● **WRITTEN INSTRUCTION**
Write out the listing below exactly, and omit any images you find in it.

--- begin AVAILABLE RECORDS ---

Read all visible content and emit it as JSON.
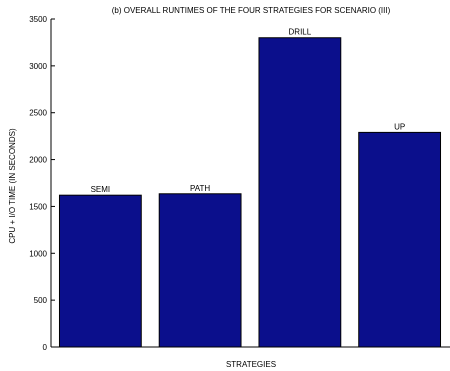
{
  "chart_data": {
    "type": "bar",
    "title": "(b) OVERALL RUNTIMES OF THE FOUR STRATEGIES FOR SCENARIO (III)",
    "xlabel": "STRATEGIES",
    "ylabel": "CPU + I/O TIME (IN SECONDS)",
    "categories": [
      "SEMI",
      "PATH",
      "DRILL",
      "UP"
    ],
    "values": [
      1620,
      1635,
      3300,
      2290
    ],
    "ylim": [
      0,
      3500
    ],
    "yticks": [
      0,
      500,
      1000,
      1500,
      2000,
      2500,
      3000,
      3500
    ],
    "bar_color": "#0b0f8c",
    "grid": false,
    "legend": "none"
  }
}
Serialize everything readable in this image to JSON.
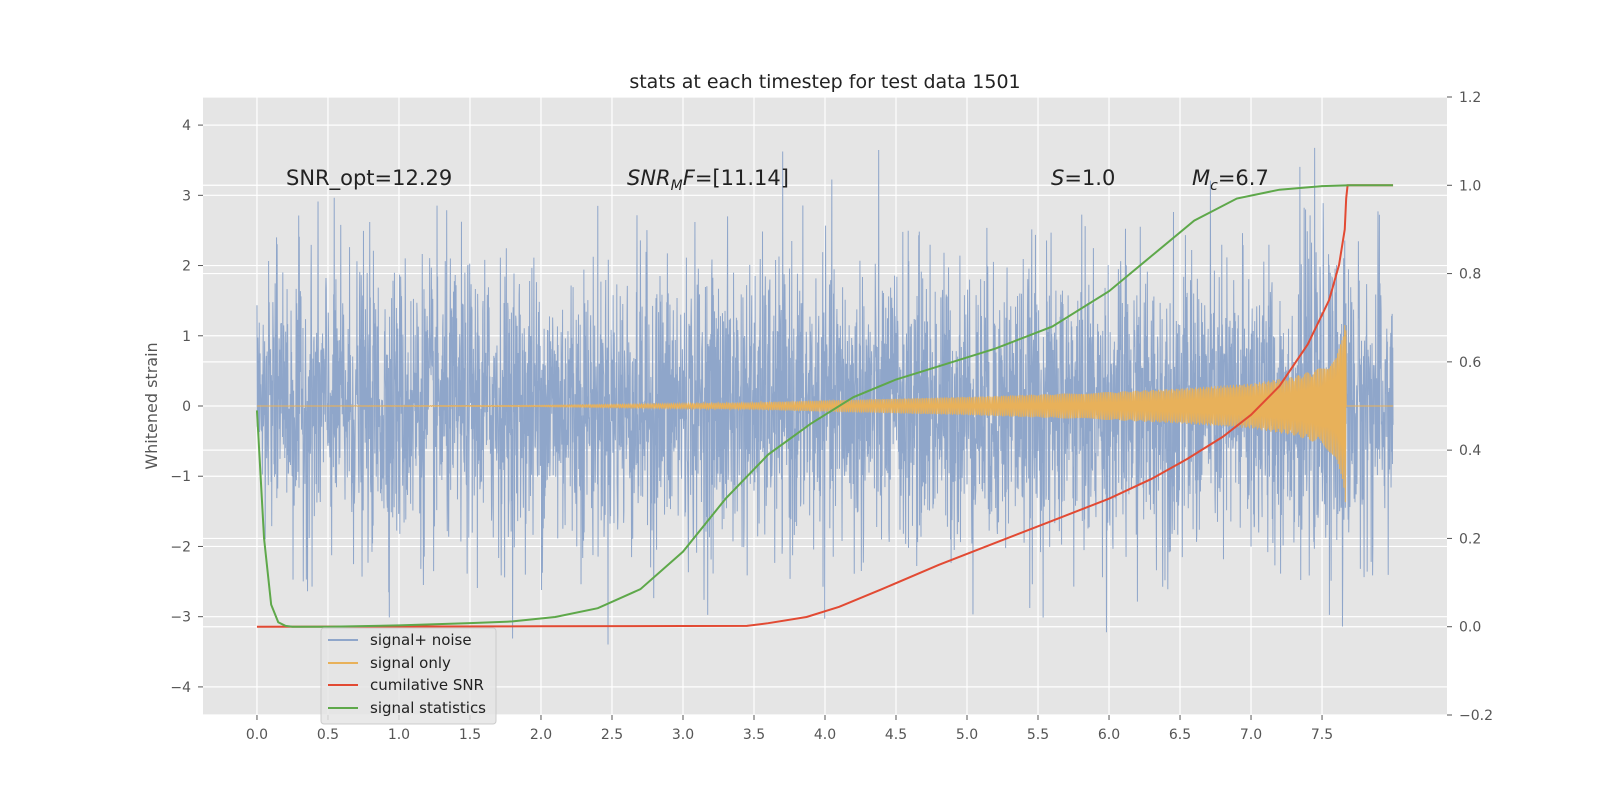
{
  "chart_data": {
    "type": "line",
    "title": "stats at each timestep for test data 1501",
    "ylabel": "Whitened strain",
    "ylabel_right": "",
    "xlim": [
      -0.38,
      8.38
    ],
    "ylim": [
      -4.4,
      4.4
    ],
    "y2lim": [
      -0.2,
      1.2
    ],
    "x_ticks": [
      0.0,
      0.5,
      1.0,
      1.5,
      2.0,
      2.5,
      3.0,
      3.5,
      4.0,
      4.5,
      5.0,
      5.5,
      6.0,
      6.5,
      7.0,
      7.5
    ],
    "x_tick_labels": [
      "0.0",
      "0.5",
      "1.0",
      "1.5",
      "2.0",
      "2.5",
      "3.0",
      "3.5",
      "4.0",
      "4.5",
      "5.0",
      "5.5",
      "6.0",
      "6.5",
      "7.0",
      "7.5"
    ],
    "y_ticks": [
      -4,
      -3,
      -2,
      -1,
      0,
      1,
      2,
      3,
      4
    ],
    "y_tick_labels": [
      "−4",
      "−3",
      "−2",
      "−1",
      "0",
      "1",
      "2",
      "3",
      "4"
    ],
    "y2_ticks": [
      -0.2,
      0.0,
      0.2,
      0.4,
      0.6,
      0.8,
      1.0,
      1.2
    ],
    "y2_tick_labels": [
      "−0.2",
      "0.0",
      "0.2",
      "0.4",
      "0.6",
      "0.8",
      "1.0",
      "1.2"
    ],
    "grid": true,
    "legend_position": "lower-left",
    "annotations": {
      "snr_opt": "SNR_opt=12.29",
      "snr_mf_main": "SNR",
      "snr_mf_sub": "M",
      "snr_mf_rest": "F",
      "snr_mf_value": "=[11.14]",
      "s_symbol": "S",
      "s_value": "=1.0",
      "mc_symbol": "M",
      "mc_sub": "c",
      "mc_value": "=6.7"
    },
    "series": [
      {
        "name": "signal+ noise",
        "axis": "left",
        "color": "#8fa6ca",
        "x_start": 0.0,
        "x_end": 8.0,
        "noise_std": 1.0,
        "y_min": -3.98,
        "y_max": 4.0
      },
      {
        "name": "signal only",
        "axis": "left",
        "color": "#e8b15a",
        "x_start": 0.0,
        "x_end": 8.0,
        "merger_time": 7.67,
        "envelope": {
          "t": [
            0.0,
            2.0,
            3.5,
            4.0,
            5.0,
            6.0,
            6.5,
            7.0,
            7.3,
            7.5,
            7.6,
            7.65,
            7.67
          ],
          "amp": [
            0.0,
            0.01,
            0.05,
            0.08,
            0.13,
            0.2,
            0.25,
            0.32,
            0.42,
            0.55,
            0.75,
            1.1,
            1.5
          ]
        }
      },
      {
        "name": "cumilative SNR",
        "axis": "right",
        "color": "#e24a33",
        "x": [
          0.0,
          1.0,
          2.0,
          3.0,
          3.45,
          3.6,
          3.87,
          4.1,
          4.4,
          4.8,
          5.2,
          5.6,
          6.0,
          6.3,
          6.55,
          6.8,
          7.0,
          7.2,
          7.4,
          7.55,
          7.62,
          7.66,
          7.67,
          7.68,
          8.0
        ],
        "y": [
          0.0,
          0.0005,
          0.001,
          0.0015,
          0.002,
          0.008,
          0.022,
          0.045,
          0.085,
          0.14,
          0.19,
          0.24,
          0.29,
          0.335,
          0.38,
          0.43,
          0.48,
          0.545,
          0.64,
          0.74,
          0.82,
          0.9,
          0.97,
          1.0,
          1.0
        ]
      },
      {
        "name": "signal statistics",
        "axis": "right",
        "color": "#5ea84a",
        "x": [
          0.0,
          0.05,
          0.1,
          0.15,
          0.2,
          0.25,
          0.3,
          0.5,
          1.0,
          1.5,
          1.8,
          2.1,
          2.4,
          2.7,
          3.0,
          3.3,
          3.6,
          3.9,
          4.2,
          4.5,
          4.8,
          5.2,
          5.6,
          6.0,
          6.3,
          6.6,
          6.9,
          7.2,
          7.5,
          7.7,
          8.0
        ],
        "y": [
          0.49,
          0.2,
          0.05,
          0.01,
          0.002,
          0.0,
          0.0,
          0.0,
          0.003,
          0.008,
          0.012,
          0.022,
          0.042,
          0.085,
          0.17,
          0.29,
          0.39,
          0.46,
          0.52,
          0.56,
          0.59,
          0.63,
          0.68,
          0.76,
          0.84,
          0.92,
          0.97,
          0.99,
          0.998,
          1.0,
          1.0
        ]
      }
    ]
  }
}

--- end AVAILABLE RECORDS ---

● **COMPLETED EXERCISE**
Read all visible content and emit it as JSON.
{
  "chart_data": {
    "type": "bar",
    "title": "(b) OVERALL RUNTIMES OF THE FOUR STRATEGIES FOR SCENARIO (III)",
    "xlabel": "STRATEGIES",
    "ylabel": "CPU + I/O TIME (IN SECONDS)",
    "categories": [
      "SEMI",
      "PATH",
      "DRILL",
      "UP"
    ],
    "values": [
      1620,
      1635,
      3300,
      2290
    ],
    "ylim": [
      0,
      3500
    ],
    "yticks": [
      0,
      500,
      1000,
      1500,
      2000,
      2500,
      3000,
      3500
    ],
    "bar_color": "#0b0f8c",
    "grid": false,
    "legend": "none"
  }
}
Serialize everything readable in this image to JSON.
{
  "chart_data": {
    "type": "line",
    "title": "stats at each timestep for test data 1501",
    "ylabel": "Whitened strain",
    "ylabel_right": "",
    "xlim": [
      -0.38,
      8.38
    ],
    "ylim": [
      -4.4,
      4.4
    ],
    "y2lim": [
      -0.2,
      1.2
    ],
    "x_ticks": [
      0.0,
      0.5,
      1.0,
      1.5,
      2.0,
      2.5,
      3.0,
      3.5,
      4.0,
      4.5,
      5.0,
      5.5,
      6.0,
      6.5,
      7.0,
      7.5
    ],
    "x_tick_labels": [
      "0.0",
      "0.5",
      "1.0",
      "1.5",
      "2.0",
      "2.5",
      "3.0",
      "3.5",
      "4.0",
      "4.5",
      "5.0",
      "5.5",
      "6.0",
      "6.5",
      "7.0",
      "7.5"
    ],
    "y_ticks": [
      -4,
      -3,
      -2,
      -1,
      0,
      1,
      2,
      3,
      4
    ],
    "y_tick_labels": [
      "−4",
      "−3",
      "−2",
      "−1",
      "0",
      "1",
      "2",
      "3",
      "4"
    ],
    "y2_ticks": [
      -0.2,
      0.0,
      0.2,
      0.4,
      0.6,
      0.8,
      1.0,
      1.2
    ],
    "y2_tick_labels": [
      "−0.2",
      "0.0",
      "0.2",
      "0.4",
      "0.6",
      "0.8",
      "1.0",
      "1.2"
    ],
    "grid": true,
    "legend_position": "lower-left",
    "annotations": {
      "snr_opt": "SNR_opt=12.29",
      "snr_mf_main": "SNR",
      "snr_mf_sub": "M",
      "snr_mf_rest": "F",
      "snr_mf_value": "=[11.14]",
      "s_symbol": "S",
      "s_value": "=1.0",
      "mc_symbol": "M",
      "mc_sub": "c",
      "mc_value": "=6.7"
    },
    "series": [
      {
        "name": "signal+ noise",
        "axis": "left",
        "color": "#8fa6ca",
        "x_start": 0.0,
        "x_end": 8.0,
        "noise_std": 1.0,
        "y_min": -3.98,
        "y_max": 4.0
      },
      {
        "name": "signal only",
        "axis": "left",
        "color": "#e8b15a",
        "x_start": 0.0,
        "x_end": 8.0,
        "merger_time": 7.67,
        "envelope": {
          "t": [
            0.0,
            2.0,
            3.5,
            4.0,
            5.0,
            6.0,
            6.5,
            7.0,
            7.3,
            7.5,
            7.6,
            7.65,
            7.67
          ],
          "amp": [
            0.0,
            0.01,
            0.05,
            0.08,
            0.13,
            0.2,
            0.25,
            0.32,
            0.42,
            0.55,
            0.75,
            1.1,
            1.5
          ]
        }
      },
      {
        "name": "cumilative SNR",
        "axis": "right",
        "color": "#e24a33",
        "x": [
          0.0,
          1.0,
          2.0,
          3.0,
          3.45,
          3.6,
          3.87,
          4.1,
          4.4,
          4.8,
          5.2,
          5.6,
          6.0,
          6.3,
          6.55,
          6.8,
          7.0,
          7.2,
          7.4,
          7.55,
          7.62,
          7.66,
          7.67,
          7.68,
          8.0
        ],
        "y": [
          0.0,
          0.0005,
          0.001,
          0.0015,
          0.002,
          0.008,
          0.022,
          0.045,
          0.085,
          0.14,
          0.19,
          0.24,
          0.29,
          0.335,
          0.38,
          0.43,
          0.48,
          0.545,
          0.64,
          0.74,
          0.82,
          0.9,
          0.97,
          1.0,
          1.0
        ]
      },
      {
        "name": "signal statistics",
        "axis": "right",
        "color": "#5ea84a",
        "x": [
          0.0,
          0.05,
          0.1,
          0.15,
          0.2,
          0.25,
          0.3,
          0.5,
          1.0,
          1.5,
          1.8,
          2.1,
          2.4,
          2.7,
          3.0,
          3.3,
          3.6,
          3.9,
          4.2,
          4.5,
          4.8,
          5.2,
          5.6,
          6.0,
          6.3,
          6.6,
          6.9,
          7.2,
          7.5,
          7.7,
          8.0
        ],
        "y": [
          0.49,
          0.2,
          0.05,
          0.01,
          0.002,
          0.0,
          0.0,
          0.0,
          0.003,
          0.008,
          0.012,
          0.022,
          0.042,
          0.085,
          0.17,
          0.29,
          0.39,
          0.46,
          0.52,
          0.56,
          0.59,
          0.63,
          0.68,
          0.76,
          0.84,
          0.92,
          0.97,
          0.99,
          0.998,
          1.0,
          1.0
        ]
      }
    ]
  }
}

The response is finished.